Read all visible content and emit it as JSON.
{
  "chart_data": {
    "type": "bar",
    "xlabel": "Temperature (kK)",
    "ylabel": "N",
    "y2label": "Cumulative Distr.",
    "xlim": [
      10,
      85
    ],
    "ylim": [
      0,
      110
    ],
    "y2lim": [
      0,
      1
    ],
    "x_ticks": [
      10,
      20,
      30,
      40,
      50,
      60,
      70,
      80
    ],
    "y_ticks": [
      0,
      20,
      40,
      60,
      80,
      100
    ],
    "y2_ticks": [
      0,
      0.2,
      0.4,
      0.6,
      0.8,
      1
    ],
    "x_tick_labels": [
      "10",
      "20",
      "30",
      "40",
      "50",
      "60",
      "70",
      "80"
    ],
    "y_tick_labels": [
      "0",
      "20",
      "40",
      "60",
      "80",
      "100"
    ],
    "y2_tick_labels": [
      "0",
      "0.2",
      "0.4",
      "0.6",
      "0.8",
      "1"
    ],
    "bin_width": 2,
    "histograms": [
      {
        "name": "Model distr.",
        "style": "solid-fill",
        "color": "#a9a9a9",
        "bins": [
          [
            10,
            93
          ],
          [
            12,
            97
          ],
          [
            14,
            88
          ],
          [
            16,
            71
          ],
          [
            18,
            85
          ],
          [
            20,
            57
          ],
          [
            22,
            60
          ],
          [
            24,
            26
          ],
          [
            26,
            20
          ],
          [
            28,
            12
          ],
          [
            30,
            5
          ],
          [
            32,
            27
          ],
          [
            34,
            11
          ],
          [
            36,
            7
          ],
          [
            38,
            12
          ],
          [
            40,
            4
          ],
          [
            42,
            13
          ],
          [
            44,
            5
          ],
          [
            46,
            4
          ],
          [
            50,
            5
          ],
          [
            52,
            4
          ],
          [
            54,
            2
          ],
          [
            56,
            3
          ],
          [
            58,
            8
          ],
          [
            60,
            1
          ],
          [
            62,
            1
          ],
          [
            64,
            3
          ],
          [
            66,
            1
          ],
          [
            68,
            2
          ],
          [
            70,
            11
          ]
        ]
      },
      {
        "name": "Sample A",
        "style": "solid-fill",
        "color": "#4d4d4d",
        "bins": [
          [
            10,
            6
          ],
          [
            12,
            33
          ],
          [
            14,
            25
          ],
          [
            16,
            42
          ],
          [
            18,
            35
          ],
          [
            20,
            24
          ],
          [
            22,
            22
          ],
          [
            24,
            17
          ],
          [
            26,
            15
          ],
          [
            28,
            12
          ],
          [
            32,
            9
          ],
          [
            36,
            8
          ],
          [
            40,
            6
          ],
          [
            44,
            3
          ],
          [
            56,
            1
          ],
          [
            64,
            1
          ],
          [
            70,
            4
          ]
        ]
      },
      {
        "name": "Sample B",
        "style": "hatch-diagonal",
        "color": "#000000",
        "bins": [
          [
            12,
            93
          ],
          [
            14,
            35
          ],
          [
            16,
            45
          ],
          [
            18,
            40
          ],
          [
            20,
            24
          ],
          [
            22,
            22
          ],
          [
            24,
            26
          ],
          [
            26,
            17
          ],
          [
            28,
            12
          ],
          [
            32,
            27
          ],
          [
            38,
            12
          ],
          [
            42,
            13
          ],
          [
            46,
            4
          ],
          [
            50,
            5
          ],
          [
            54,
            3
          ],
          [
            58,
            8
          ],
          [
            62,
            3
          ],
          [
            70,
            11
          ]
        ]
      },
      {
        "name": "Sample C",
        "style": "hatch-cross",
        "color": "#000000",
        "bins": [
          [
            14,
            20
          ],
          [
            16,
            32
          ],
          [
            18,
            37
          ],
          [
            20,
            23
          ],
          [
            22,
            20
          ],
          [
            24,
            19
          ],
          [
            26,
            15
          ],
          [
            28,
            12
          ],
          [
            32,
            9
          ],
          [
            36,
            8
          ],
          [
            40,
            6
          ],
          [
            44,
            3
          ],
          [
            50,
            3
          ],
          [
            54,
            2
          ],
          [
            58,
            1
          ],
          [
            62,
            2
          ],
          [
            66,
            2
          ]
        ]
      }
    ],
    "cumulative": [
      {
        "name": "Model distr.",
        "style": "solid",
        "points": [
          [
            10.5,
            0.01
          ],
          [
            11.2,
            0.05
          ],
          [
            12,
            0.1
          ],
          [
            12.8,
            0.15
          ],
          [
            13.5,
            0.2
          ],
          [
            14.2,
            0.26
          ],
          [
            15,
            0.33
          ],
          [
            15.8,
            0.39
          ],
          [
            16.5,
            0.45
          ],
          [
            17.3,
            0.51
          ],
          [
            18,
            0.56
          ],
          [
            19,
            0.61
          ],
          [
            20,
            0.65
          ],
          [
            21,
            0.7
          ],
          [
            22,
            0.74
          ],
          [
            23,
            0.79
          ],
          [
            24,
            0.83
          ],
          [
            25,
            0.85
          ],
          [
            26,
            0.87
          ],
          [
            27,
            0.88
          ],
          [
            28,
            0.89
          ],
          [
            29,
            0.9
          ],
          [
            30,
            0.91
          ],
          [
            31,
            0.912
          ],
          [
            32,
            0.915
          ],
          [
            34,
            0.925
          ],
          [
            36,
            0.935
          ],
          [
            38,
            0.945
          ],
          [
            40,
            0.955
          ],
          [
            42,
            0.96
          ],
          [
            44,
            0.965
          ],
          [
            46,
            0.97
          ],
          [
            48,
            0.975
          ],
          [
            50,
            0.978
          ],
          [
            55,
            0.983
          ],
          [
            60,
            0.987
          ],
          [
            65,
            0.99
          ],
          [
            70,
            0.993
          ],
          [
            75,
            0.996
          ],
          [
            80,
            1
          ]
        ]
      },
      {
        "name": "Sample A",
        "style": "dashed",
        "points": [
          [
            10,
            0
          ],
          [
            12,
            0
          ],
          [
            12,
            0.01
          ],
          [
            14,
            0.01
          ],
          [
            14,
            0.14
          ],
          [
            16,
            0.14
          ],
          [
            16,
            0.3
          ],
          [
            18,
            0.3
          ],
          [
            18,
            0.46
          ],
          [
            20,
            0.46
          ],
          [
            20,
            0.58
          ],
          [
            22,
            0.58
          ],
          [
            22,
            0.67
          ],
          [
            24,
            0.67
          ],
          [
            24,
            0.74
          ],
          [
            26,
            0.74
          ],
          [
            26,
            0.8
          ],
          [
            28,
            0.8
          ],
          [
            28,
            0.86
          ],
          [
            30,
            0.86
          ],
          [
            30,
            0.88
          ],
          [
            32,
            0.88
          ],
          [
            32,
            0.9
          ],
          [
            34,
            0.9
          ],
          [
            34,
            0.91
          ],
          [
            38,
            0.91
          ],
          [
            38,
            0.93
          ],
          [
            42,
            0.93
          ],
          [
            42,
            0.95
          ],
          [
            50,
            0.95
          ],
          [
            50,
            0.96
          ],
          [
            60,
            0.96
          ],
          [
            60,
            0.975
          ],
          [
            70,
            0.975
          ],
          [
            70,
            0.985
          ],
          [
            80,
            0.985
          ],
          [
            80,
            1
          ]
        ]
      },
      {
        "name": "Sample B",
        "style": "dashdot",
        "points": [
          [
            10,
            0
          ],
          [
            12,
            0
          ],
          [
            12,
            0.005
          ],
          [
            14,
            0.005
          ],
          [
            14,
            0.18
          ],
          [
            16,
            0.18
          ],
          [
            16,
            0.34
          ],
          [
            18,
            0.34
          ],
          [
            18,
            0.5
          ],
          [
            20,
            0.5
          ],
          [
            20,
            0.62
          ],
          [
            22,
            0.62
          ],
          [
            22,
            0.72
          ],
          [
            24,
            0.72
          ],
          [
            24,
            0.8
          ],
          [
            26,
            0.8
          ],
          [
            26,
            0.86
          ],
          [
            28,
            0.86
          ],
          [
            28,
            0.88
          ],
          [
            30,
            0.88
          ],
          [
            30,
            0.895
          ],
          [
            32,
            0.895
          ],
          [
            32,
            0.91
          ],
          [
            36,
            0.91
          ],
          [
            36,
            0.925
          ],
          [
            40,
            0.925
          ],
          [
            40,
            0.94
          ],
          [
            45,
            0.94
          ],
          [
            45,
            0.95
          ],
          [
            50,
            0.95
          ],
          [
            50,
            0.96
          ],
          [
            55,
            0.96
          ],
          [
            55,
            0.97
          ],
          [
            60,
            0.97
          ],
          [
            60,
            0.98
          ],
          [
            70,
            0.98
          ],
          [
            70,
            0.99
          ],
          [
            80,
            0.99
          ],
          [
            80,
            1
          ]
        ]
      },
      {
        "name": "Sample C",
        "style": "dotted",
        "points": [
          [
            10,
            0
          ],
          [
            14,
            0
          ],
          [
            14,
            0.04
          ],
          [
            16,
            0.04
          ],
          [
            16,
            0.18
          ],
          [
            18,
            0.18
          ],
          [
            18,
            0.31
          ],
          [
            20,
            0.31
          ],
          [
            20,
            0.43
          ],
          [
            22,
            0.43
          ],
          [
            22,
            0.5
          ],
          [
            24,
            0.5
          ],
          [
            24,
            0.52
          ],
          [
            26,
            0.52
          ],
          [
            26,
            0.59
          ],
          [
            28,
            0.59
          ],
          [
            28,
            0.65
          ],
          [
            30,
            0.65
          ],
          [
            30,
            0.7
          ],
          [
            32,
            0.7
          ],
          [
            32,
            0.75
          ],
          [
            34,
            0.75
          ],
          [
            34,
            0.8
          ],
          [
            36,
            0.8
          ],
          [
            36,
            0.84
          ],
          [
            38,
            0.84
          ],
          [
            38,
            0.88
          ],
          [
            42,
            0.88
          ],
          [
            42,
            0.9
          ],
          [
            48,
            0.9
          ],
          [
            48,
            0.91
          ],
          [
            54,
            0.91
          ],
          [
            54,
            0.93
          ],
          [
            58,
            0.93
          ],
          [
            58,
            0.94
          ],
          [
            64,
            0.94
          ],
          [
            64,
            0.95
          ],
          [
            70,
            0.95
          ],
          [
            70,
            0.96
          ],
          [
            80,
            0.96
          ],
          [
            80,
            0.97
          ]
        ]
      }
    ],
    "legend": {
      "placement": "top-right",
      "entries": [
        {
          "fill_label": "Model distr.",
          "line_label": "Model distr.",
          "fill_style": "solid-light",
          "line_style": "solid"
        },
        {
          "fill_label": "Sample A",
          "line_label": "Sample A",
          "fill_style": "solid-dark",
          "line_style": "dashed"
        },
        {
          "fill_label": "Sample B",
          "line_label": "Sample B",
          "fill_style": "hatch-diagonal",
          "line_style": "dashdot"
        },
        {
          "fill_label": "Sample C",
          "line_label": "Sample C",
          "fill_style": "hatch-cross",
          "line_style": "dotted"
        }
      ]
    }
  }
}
◆ ◆ ◆ ◆
YOUR TASK. Of the lines in the data above, how many contain the word "Sample"? Give only that figure.

ANSWER TO THE PROBLEM. 12